» **GIVEN EXERCISE**: From the entries below, gather each line containing the word "JSON".

» **STORED DATA**:
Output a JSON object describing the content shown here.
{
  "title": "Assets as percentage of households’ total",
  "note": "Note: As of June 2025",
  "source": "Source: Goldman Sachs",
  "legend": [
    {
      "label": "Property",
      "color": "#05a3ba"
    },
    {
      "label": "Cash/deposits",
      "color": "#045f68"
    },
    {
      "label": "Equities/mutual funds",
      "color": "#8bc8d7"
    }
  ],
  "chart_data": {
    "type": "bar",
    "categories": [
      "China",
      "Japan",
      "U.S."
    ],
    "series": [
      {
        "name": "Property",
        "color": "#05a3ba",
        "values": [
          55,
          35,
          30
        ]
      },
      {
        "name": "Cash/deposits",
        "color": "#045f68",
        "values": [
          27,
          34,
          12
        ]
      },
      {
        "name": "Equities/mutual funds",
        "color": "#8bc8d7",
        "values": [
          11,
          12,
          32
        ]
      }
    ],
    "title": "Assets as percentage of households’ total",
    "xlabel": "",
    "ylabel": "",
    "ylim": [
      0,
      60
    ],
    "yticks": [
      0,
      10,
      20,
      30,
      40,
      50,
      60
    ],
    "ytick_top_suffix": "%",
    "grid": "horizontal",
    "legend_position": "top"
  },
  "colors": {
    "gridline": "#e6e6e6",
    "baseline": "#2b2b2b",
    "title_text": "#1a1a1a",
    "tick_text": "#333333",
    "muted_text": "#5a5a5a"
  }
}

==

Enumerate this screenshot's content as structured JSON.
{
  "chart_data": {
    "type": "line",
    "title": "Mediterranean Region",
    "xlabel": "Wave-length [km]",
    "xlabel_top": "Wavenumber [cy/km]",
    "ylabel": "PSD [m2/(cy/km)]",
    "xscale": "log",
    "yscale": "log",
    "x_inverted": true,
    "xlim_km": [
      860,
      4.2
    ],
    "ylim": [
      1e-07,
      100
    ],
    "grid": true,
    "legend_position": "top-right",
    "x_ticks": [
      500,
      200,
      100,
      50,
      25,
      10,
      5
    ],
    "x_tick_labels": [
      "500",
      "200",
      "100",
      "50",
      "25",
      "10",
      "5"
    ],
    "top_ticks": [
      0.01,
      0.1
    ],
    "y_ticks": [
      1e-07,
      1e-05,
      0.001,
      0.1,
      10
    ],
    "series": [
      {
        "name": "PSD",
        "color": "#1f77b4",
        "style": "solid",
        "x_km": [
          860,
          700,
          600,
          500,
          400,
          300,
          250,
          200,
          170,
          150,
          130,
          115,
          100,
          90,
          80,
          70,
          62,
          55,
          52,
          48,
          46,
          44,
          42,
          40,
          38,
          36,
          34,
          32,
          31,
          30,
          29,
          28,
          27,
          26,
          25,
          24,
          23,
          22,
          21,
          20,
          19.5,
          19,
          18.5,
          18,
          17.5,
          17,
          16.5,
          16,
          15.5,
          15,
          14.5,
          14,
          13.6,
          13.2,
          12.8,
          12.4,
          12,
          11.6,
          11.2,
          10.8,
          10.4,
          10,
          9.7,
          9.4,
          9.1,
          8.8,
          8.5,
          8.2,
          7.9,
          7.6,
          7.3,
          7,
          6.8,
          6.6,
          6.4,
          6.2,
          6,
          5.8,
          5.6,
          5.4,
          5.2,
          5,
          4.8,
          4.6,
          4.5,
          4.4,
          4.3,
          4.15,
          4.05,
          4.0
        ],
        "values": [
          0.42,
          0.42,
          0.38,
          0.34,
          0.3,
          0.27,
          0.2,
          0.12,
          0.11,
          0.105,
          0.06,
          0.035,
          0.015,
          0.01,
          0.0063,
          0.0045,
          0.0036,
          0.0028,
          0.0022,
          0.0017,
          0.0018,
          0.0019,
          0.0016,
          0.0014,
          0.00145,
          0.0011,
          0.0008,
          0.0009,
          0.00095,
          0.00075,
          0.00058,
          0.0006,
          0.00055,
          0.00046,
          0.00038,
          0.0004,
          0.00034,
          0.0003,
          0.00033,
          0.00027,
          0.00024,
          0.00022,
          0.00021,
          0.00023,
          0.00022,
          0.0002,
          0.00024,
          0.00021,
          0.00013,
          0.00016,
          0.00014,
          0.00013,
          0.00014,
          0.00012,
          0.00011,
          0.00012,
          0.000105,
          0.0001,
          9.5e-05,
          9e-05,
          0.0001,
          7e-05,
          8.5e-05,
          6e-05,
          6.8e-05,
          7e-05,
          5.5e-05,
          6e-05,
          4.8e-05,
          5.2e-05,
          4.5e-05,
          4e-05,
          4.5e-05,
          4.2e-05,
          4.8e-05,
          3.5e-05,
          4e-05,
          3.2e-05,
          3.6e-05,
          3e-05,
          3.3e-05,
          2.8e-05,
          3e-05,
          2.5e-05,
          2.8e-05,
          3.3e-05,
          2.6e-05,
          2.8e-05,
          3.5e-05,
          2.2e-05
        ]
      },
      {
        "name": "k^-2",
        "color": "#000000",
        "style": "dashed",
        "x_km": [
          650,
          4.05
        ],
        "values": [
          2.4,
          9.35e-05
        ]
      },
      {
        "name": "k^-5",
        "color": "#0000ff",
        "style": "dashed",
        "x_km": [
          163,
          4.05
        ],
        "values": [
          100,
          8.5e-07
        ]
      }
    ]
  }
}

» **ANSWER**:
Output a JSON object describing the content shown here.
Enumerate this screenshot's content as structured JSON.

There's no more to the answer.